> Exercise brief
Check every line below for the word "JSON" and show those that hold it.

════

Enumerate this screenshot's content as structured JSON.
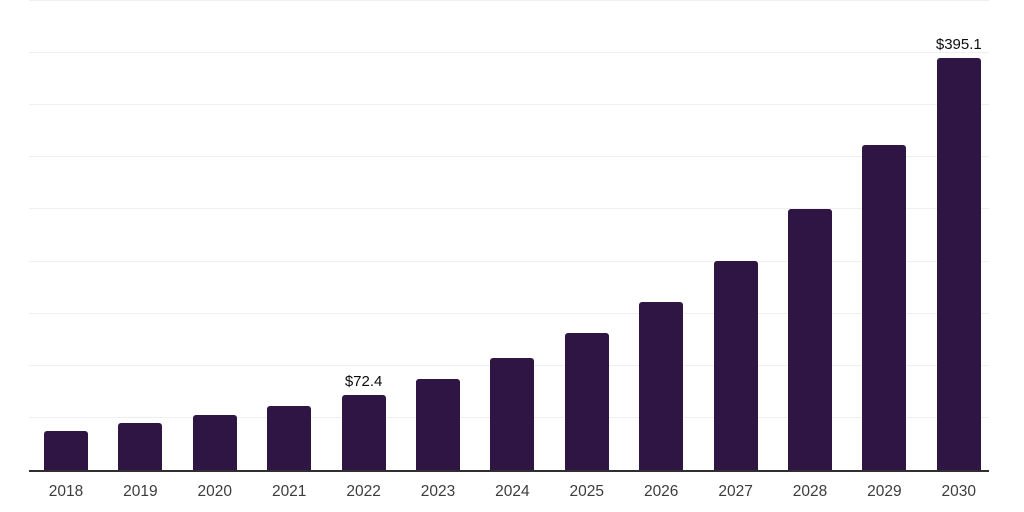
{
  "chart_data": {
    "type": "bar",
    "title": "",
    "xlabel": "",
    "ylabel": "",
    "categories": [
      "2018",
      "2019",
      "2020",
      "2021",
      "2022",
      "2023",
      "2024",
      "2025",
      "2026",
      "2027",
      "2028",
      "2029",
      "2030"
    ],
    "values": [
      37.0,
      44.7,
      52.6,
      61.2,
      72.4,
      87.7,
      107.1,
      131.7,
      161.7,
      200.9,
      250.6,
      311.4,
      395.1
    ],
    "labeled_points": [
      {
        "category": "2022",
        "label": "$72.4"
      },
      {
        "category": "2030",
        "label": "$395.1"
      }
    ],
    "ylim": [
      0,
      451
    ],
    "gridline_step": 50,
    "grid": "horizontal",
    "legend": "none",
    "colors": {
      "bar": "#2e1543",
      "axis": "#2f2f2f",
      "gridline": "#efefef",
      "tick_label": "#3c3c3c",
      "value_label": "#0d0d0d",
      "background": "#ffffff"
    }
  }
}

════

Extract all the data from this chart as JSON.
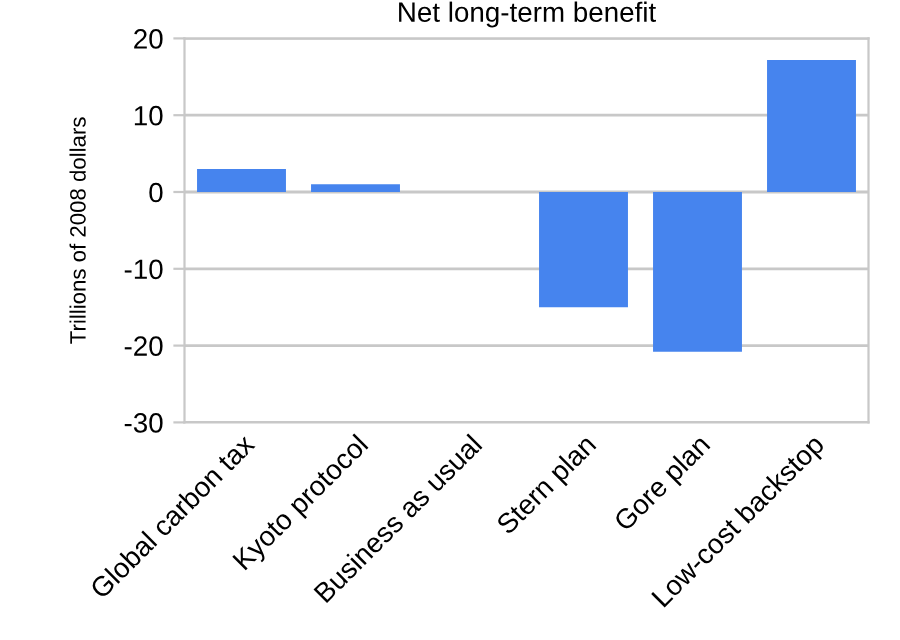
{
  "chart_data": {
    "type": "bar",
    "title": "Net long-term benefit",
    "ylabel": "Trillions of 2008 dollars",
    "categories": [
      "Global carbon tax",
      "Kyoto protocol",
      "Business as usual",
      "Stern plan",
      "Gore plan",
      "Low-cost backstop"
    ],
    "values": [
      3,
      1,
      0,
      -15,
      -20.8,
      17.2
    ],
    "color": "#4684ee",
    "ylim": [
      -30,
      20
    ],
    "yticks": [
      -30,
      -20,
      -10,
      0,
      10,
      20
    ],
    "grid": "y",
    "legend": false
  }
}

════

> Answer
Enumerate this screenshot's content as structured JSON.
Extract all the data from this chart as JSON.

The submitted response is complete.